> **Problem statement**
Repeat all the material exactly; pictures stay out of your copy.

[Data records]
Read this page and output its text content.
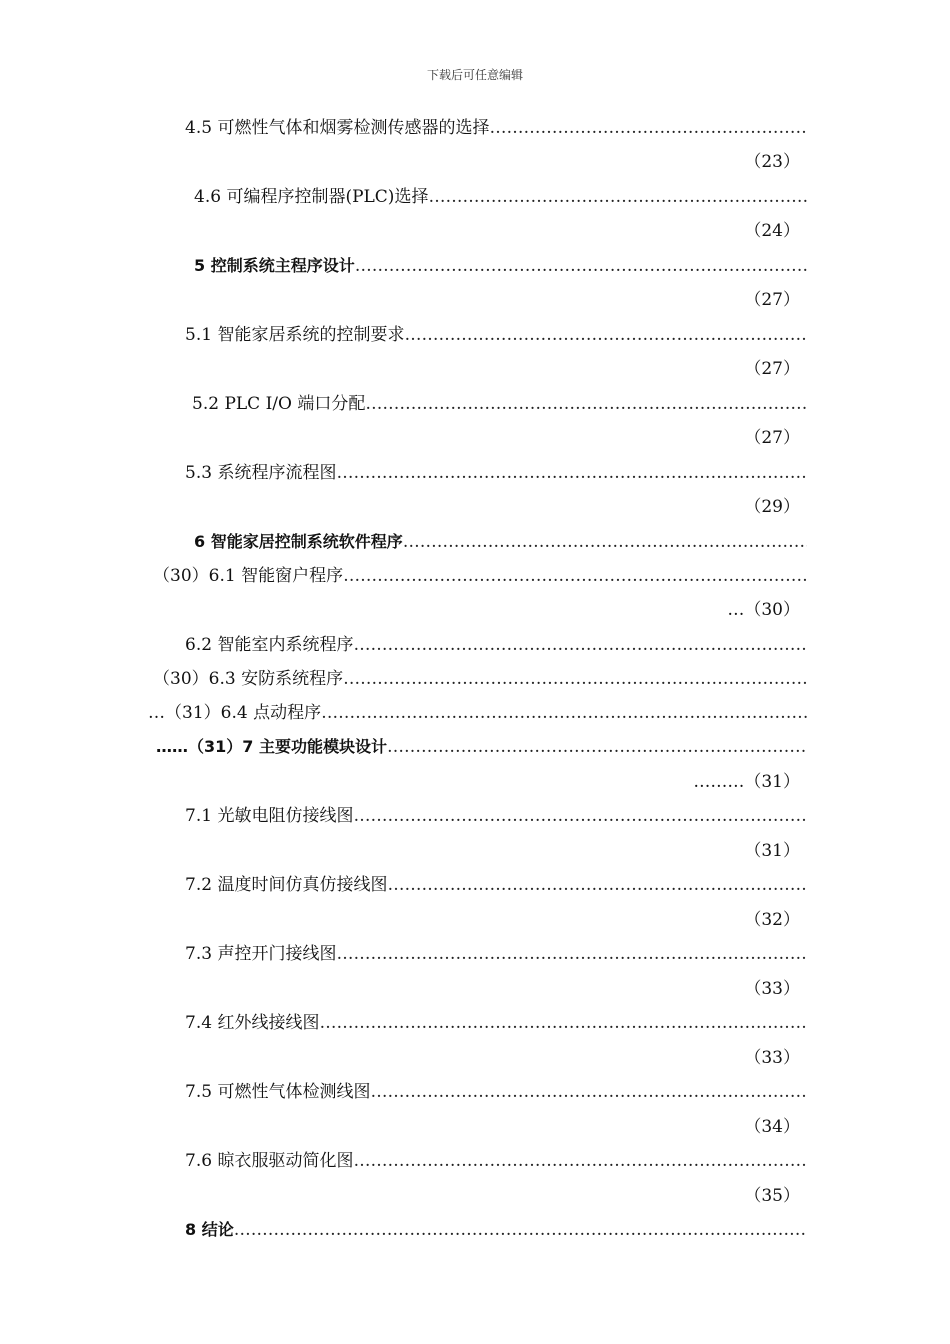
下载后可任意编辑
4.5 可燃性气体和烟雾检测传感器的选择
……………………………………………………………………………………………………………………………………………………
（23）
4.6 可编程序控制器(PLC)选择
……………………………………………………………………………………………………………………………………………………
（24）
5 控制系统主程序设计
……………………………………………………………………………………………………………………………………………………
（27）
5.1 智能家居系统的控制要求
……………………………………………………………………………………………………………………………………………………
（27）
5.2 PLC I/O 端口分配
……………………………………………………………………………………………………………………………………………………
（27）
5.3 系统程序流程图
……………………………………………………………………………………………………………………………………………………
（29）
6 智能家居控制系统软件程序
……………………………………………………………………………………………………………………………………………………
（30）6.1 智能窗户程序
……………………………………………………………………………………………………………………………………………………
…（30）
6.2 智能室内系统程序
……………………………………………………………………………………………………………………………………………………
（30）6.3 安防系统程序
……………………………………………………………………………………………………………………………………………………
…（31）6.4 点动程序
……………………………………………………………………………………………………………………………………………………
……（31）7 主要功能模块设计
……………………………………………………………………………………………………………………………………………………
………（31）
7.1 光敏电阻仿接线图
……………………………………………………………………………………………………………………………………………………
（31）
7.2 温度时间仿真仿接线图
……………………………………………………………………………………………………………………………………………………
（32）
7.3 声控开门接线图
……………………………………………………………………………………………………………………………………………………
（33）
7.4 红外线接线图
……………………………………………………………………………………………………………………………………………………
（33）
7.5 可燃性气体检测线图
……………………………………………………………………………………………………………………………………………………
（34）
7.6 晾衣服驱动简化图
……………………………………………………………………………………………………………………………………………………
（35）
8 结论
……………………………………………………………………………………………………………………………………………………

> **Task response**
Read this page and output its text content.
下载后可任意编辑
4.5 可燃性气体和烟雾检测传感器的选择
……………………………………………………………………………………………………………………………………………………
（23）
4.6 可编程序控制器(PLC)选择
……………………………………………………………………………………………………………………………………………………
（24）
5 控制系统主程序设计
……………………………………………………………………………………………………………………………………………………
（27）
5.1 智能家居系统的控制要求
……………………………………………………………………………………………………………………………………………………
（27）
5.2 PLC I/O 端口分配
……………………………………………………………………………………………………………………………………………………
（27）
5.3 系统程序流程图
……………………………………………………………………………………………………………………………………………………
（29）
6 智能家居控制系统软件程序
……………………………………………………………………………………………………………………………………………………
（30）6.1 智能窗户程序
……………………………………………………………………………………………………………………………………………………
…（30）
6.2 智能室内系统程序
……………………………………………………………………………………………………………………………………………………
（30）6.3 安防系统程序
……………………………………………………………………………………………………………………………………………………
…（31）6.4 点动程序
……………………………………………………………………………………………………………………………………………………
……（31）7 主要功能模块设计
……………………………………………………………………………………………………………………………………………………
………（31）
7.1 光敏电阻仿接线图
……………………………………………………………………………………………………………………………………………………
（31）
7.2 温度时间仿真仿接线图
……………………………………………………………………………………………………………………………………………………
（32）
7.3 声控开门接线图
……………………………………………………………………………………………………………………………………………………
（33）
7.4 红外线接线图
……………………………………………………………………………………………………………………………………………………
（33）
7.5 可燃性气体检测线图
……………………………………………………………………………………………………………………………………………………
（34）
7.6 晾衣服驱动简化图
……………………………………………………………………………………………………………………………………………………
（35）
8 结论
……………………………………………………………………………………………………………………………………………………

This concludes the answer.